▶ 提取条目:
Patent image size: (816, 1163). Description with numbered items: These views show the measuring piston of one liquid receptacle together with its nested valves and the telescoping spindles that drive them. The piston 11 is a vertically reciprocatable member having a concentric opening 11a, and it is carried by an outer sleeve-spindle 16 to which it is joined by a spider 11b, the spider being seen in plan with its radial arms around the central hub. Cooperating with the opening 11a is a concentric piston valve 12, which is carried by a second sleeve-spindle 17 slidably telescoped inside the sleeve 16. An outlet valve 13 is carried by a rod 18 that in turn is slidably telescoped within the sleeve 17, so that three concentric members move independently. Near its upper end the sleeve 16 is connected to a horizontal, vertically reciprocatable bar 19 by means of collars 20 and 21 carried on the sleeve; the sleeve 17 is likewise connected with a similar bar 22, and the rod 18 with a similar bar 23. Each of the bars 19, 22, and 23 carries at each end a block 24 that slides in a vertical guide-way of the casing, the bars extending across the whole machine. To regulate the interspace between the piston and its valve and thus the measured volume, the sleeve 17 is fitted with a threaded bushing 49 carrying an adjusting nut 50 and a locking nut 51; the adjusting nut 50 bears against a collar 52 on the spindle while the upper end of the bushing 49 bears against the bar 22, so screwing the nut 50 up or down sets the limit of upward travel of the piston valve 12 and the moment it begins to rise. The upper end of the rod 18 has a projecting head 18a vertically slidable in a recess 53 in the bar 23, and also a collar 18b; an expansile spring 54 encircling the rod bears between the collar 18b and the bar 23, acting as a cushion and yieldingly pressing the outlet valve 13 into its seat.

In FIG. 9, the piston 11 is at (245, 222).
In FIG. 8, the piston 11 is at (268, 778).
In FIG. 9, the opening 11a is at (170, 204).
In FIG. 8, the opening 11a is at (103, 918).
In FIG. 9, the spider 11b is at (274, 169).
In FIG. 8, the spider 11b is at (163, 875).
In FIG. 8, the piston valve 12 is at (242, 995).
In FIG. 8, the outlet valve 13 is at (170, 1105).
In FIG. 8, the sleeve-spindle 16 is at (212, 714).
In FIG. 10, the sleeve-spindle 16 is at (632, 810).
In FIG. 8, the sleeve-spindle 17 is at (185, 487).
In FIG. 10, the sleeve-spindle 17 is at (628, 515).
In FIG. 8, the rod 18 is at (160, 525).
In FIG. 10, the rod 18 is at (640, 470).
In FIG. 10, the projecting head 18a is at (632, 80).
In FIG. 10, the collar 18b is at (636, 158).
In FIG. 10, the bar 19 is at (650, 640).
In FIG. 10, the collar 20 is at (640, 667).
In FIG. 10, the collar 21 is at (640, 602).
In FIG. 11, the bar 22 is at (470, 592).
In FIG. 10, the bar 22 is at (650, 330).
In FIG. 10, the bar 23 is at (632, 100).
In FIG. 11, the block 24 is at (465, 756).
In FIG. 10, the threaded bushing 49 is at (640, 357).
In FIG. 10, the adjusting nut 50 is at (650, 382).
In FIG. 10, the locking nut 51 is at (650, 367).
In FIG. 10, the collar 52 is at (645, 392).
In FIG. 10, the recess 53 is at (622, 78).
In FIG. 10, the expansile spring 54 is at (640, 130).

▶ 任务要求: 请把上面的全部条目转换成一个 Markdown 表格，列名分别为“序号”和“内容”，每行填入行号和对应的一行文字，空行略去不计。

▶ 书面回答:
| 序号 | 内容 |
|---|---|
| 1 | Patent image size: (816, 1163). Description with numbered items: These views show the measuring piston of one liquid receptacle together with its nested valves and the telescoping spindles that drive them. The piston 11 is a vertically reciprocatable member having a concentric opening 11a, and it is carried by an outer sleeve-spindle 16 to which it is joined by a spider 11b, the spider being seen in plan with its radial arms around the central hub. Cooperating with the opening 11a is a concentric piston valve 12, which is carried by a second sleeve-spindle 17 slidably telescoped inside the sleeve 16. An outlet valve 13 is carried by a rod 18 that in turn is slidably telescoped within the sleeve 17, so that three concentric members move independently. Near its upper end the sleeve 16 is connected to a horizontal, vertically reciprocatable bar 19 by means of collars 20 and 21 carried on the sleeve; the sleeve 17 is likewise connected with a similar bar 22, and the rod 18 with a similar bar 23. Each of the bars 19, 22, and 23 carries at each end a block 24 that slides in a vertical guide-way of the casing, the bars extending across the whole machine. To regulate the interspace between the piston and its valve and thus the measured volume, the sleeve 17 is fitted with a threaded bushing 49 carrying an adjusting nut 50 and a locking nut 51; the adjusting nut 50 bears against a collar 52 on the spindle while the upper end of the bushing 49 bears against the bar 22, so screwing the nut 50 up or down sets the limit of upward travel of the piston valve 12 and the moment it begins to rise. The upper end of the rod 18 has a projecting head 18a vertically slidable in a recess 53 in the bar 23, and also a collar 18b; an expansile spring 54 encircling the rod bears between the collar 18b and the bar 23, acting as a cushion and yieldingly pressing the outlet valve 13 into its seat. |
| 2 | In FIG. 9, the piston 11 is at (245, 222). |
| 3 | In FIG. 8, the piston 11 is at (268, 778). |
| 4 | In FIG. 9, the opening 11a is at (170, 204). |
| 5 | In FIG. 8, the opening 11a is at (103, 918). |
| 6 | In FIG. 9, the spider 11b is at (274, 169). |
| 7 | In FIG. 8, the spider 11b is at (163, 875). |
| 8 | In FIG. 8, the piston valve 12 is at (242, 995). |
| 9 | In FIG. 8, the outlet valve 13 is at (170, 1105). |
| 10 | In FIG. 8, the sleeve-spindle 16 is at (212, 714). |
| 11 | In FIG. 10, the sleeve-spindle 16 is at (632, 810). |
| 12 | In FIG. 8, the sleeve-spindle 17 is at (185, 487). |
| 13 | In FIG. 10, the sleeve-spindle 17 is at (628, 515). |
| 14 | In FIG. 8, the rod 18 is at (160, 525). |
| 15 | In FIG. 10, the rod 18 is at (640, 470). |
| 16 | In FIG. 10, the projecting head 18a is at (632, 80). |
| 17 | In FIG. 10, the collar 18b is at (636, 158). |
| 18 | In FIG. 10, the bar 19 is at (650, 640). |
| 19 | In FIG. 10, the collar 20 is at (640, 667). |
| 20 | In FIG. 10, the collar 21 is at (640, 602). |
| 21 | In FIG. 11, the bar 22 is at (470, 592). |
| 22 | In FIG. 10, the bar 22 is at (650, 330). |
| 23 | In FIG. 10, the bar 23 is at (632, 100). |
| 24 | In FIG. 11, the block 24 is at (465, 756). |
| 25 | In FIG. 10, the threaded bushing 49 is at (640, 357). |
| 26 | In FIG. 10, the adjusting nut 50 is at (650, 382). |
| 27 | In FIG. 10, the locking nut 51 is at (650, 367). |
| 28 | In FIG. 10, the collar 52 is at (645, 392). |
| 29 | In FIG. 10, the recess 53 is at (622, 78). |
| 30 | In FIG. 10, the expansile spring 54 is at (640, 130). |